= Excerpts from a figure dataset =

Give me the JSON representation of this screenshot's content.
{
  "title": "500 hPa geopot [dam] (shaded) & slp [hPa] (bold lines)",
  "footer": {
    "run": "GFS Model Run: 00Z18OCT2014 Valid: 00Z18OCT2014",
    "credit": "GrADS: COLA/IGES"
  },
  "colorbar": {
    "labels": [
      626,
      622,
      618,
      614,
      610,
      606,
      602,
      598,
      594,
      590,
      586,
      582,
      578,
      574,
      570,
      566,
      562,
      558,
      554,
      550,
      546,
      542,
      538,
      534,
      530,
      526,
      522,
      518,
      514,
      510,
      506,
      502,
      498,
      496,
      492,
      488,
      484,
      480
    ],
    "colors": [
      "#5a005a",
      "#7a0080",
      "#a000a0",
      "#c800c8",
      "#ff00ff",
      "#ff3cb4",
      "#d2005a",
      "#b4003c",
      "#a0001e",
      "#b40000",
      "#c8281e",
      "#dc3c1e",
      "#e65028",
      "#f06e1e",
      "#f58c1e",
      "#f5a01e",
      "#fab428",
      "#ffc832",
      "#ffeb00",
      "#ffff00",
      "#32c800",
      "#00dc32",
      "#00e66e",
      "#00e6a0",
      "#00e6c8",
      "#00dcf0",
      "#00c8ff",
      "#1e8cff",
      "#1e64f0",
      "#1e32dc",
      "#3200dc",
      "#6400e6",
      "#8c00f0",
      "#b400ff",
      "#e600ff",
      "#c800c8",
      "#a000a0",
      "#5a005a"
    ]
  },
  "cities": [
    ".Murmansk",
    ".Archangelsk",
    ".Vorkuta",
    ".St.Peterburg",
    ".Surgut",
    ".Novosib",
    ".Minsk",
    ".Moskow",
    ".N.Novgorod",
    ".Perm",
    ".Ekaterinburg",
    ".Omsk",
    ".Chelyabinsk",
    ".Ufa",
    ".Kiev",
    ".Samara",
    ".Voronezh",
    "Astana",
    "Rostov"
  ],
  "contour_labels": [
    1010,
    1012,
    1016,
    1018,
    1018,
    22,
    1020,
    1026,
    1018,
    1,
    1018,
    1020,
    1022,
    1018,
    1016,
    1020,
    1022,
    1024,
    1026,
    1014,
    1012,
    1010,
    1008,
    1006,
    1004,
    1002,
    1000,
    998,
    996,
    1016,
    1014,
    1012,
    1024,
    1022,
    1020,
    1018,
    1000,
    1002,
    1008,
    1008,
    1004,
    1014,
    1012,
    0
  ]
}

= Exercise description =
Would you copy out each line exactly as written?

= Answer to this problem =
Give me the JSON representation of this screenshot's content.
{
  "title": "500 hPa geopot [dam] (shaded) & slp [hPa] (bold lines)",
  "footer": {
    "run": "GFS Model Run: 00Z18OCT2014 Valid: 00Z18OCT2014",
    "credit": "GrADS: COLA/IGES"
  },
  "colorbar": {
    "labels": [
      626,
      622,
      618,
      614,
      610,
      606,
      602,
      598,
      594,
      590,
      586,
      582,
      578,
      574,
      570,
      566,
      562,
      558,
      554,
      550,
      546,
      542,
      538,
      534,
      530,
      526,
      522,
      518,
      514,
      510,
      506,
      502,
      498,
      496,
      492,
      488,
      484,
      480
    ],
    "colors": [
      "#5a005a",
      "#7a0080",
      "#a000a0",
      "#c800c8",
      "#ff00ff",
      "#ff3cb4",
      "#d2005a",
      "#b4003c",
      "#a0001e",
      "#b40000",
      "#c8281e",
      "#dc3c1e",
      "#e65028",
      "#f06e1e",
      "#f58c1e",
      "#f5a01e",
      "#fab428",
      "#ffc832",
      "#ffeb00",
      "#ffff00",
      "#32c800",
      "#00dc32",
      "#00e66e",
      "#00e6a0",
      "#00e6c8",
      "#00dcf0",
      "#00c8ff",
      "#1e8cff",
      "#1e64f0",
      "#1e32dc",
      "#3200dc",
      "#6400e6",
      "#8c00f0",
      "#b400ff",
      "#e600ff",
      "#c800c8",
      "#a000a0",
      "#5a005a"
    ]
  },
  "cities": [
    ".Murmansk",
    ".Archangelsk",
    ".Vorkuta",
    ".St.Peterburg",
    ".Surgut",
    ".Novosib",
    ".Minsk",
    ".Moskow",
    ".N.Novgorod",
    ".Perm",
    ".Ekaterinburg",
    ".Omsk",
    ".Chelyabinsk",
    ".Ufa",
    ".Kiev",
    ".Samara",
    ".Voronezh",
    "Astana",
    "Rostov"
  ],
  "contour_labels": [
    1010,
    1012,
    1016,
    1018,
    1018,
    22,
    1020,
    1026,
    1018,
    1,
    1018,
    1020,
    1022,
    1018,
    1016,
    1020,
    1022,
    1024,
    1026,
    1014,
    1012,
    1010,
    1008,
    1006,
    1004,
    1002,
    1000,
    998,
    996,
    1016,
    1014,
    1012,
    1024,
    1022,
    1020,
    1018,
    1000,
    1002,
    1008,
    1008,
    1004,
    1014,
    1012,
    0
  ]
}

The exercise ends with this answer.